Stored data
------------------------------------------------------------

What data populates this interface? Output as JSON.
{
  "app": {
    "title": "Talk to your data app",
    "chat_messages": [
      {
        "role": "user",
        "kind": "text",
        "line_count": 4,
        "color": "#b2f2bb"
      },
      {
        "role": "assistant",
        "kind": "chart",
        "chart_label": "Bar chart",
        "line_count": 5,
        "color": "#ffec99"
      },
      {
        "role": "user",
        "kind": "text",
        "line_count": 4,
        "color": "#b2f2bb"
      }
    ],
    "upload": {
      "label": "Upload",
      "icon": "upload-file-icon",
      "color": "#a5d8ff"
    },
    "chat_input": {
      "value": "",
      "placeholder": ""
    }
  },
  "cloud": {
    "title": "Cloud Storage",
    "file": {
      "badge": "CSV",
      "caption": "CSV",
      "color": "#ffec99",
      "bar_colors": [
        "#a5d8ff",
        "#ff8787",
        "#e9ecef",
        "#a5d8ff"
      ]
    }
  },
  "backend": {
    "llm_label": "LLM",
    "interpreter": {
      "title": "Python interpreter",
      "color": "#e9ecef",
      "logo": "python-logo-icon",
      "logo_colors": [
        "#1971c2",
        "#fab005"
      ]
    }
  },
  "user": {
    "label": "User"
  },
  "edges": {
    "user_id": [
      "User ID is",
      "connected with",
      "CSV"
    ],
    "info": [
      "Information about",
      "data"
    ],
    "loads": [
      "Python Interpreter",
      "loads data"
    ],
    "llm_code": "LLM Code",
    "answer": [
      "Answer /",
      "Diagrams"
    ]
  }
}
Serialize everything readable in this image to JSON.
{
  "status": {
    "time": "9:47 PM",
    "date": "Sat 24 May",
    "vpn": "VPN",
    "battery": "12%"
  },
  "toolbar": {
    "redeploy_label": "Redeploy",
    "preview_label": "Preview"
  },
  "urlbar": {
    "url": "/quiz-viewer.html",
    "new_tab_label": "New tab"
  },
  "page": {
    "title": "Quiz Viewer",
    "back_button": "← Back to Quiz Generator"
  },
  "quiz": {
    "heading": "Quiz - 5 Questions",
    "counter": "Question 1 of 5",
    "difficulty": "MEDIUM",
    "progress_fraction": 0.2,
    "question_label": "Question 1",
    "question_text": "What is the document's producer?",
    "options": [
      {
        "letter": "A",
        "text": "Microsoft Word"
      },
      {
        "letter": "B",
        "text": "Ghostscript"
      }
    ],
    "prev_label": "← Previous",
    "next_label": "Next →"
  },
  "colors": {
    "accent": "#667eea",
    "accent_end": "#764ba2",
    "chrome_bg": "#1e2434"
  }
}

------------------------------------------------------------

What to work on —
Retype the material above, line by line, exactly.

Complete answer —
What data populates this interface? Output as JSON.
{
  "app": {
    "title": "Talk to your data app",
    "chat_messages": [
      {
        "role": "user",
        "kind": "text",
        "line_count": 4,
        "color": "#b2f2bb"
      },
      {
        "role": "assistant",
        "kind": "chart",
        "chart_label": "Bar chart",
        "line_count": 5,
        "color": "#ffec99"
      },
      {
        "role": "user",
        "kind": "text",
        "line_count": 4,
        "color": "#b2f2bb"
      }
    ],
    "upload": {
      "label": "Upload",
      "icon": "upload-file-icon",
      "color": "#a5d8ff"
    },
    "chat_input": {
      "value": "",
      "placeholder": ""
    }
  },
  "cloud": {
    "title": "Cloud Storage",
    "file": {
      "badge": "CSV",
      "caption": "CSV",
      "color": "#ffec99",
      "bar_colors": [
        "#a5d8ff",
        "#ff8787",
        "#e9ecef",
        "#a5d8ff"
      ]
    }
  },
  "backend": {
    "llm_label": "LLM",
    "interpreter": {
      "title": "Python interpreter",
      "color": "#e9ecef",
      "logo": "python-logo-icon",
      "logo_colors": [
        "#1971c2",
        "#fab005"
      ]
    }
  },
  "user": {
    "label": "User"
  },
  "edges": {
    "user_id": [
      "User ID is",
      "connected with",
      "CSV"
    ],
    "info": [
      "Information about",
      "data"
    ],
    "loads": [
      "Python Interpreter",
      "loads data"
    ],
    "llm_code": "LLM Code",
    "answer": [
      "Answer /",
      "Diagrams"
    ]
  }
}
Serialize everything readable in this image to JSON.
{
  "status": {
    "time": "9:47 PM",
    "date": "Sat 24 May",
    "vpn": "VPN",
    "battery": "12%"
  },
  "toolbar": {
    "redeploy_label": "Redeploy",
    "preview_label": "Preview"
  },
  "urlbar": {
    "url": "/quiz-viewer.html",
    "new_tab_label": "New tab"
  },
  "page": {
    "title": "Quiz Viewer",
    "back_button": "← Back to Quiz Generator"
  },
  "quiz": {
    "heading": "Quiz - 5 Questions",
    "counter": "Question 1 of 5",
    "difficulty": "MEDIUM",
    "progress_fraction": 0.2,
    "question_label": "Question 1",
    "question_text": "What is the document's producer?",
    "options": [
      {
        "letter": "A",
        "text": "Microsoft Word"
      },
      {
        "letter": "B",
        "text": "Ghostscript"
      }
    ],
    "prev_label": "← Previous",
    "next_label": "Next →"
  },
  "colors": {
    "accent": "#667eea",
    "accent_end": "#764ba2",
    "chrome_bg": "#1e2434"
  }
}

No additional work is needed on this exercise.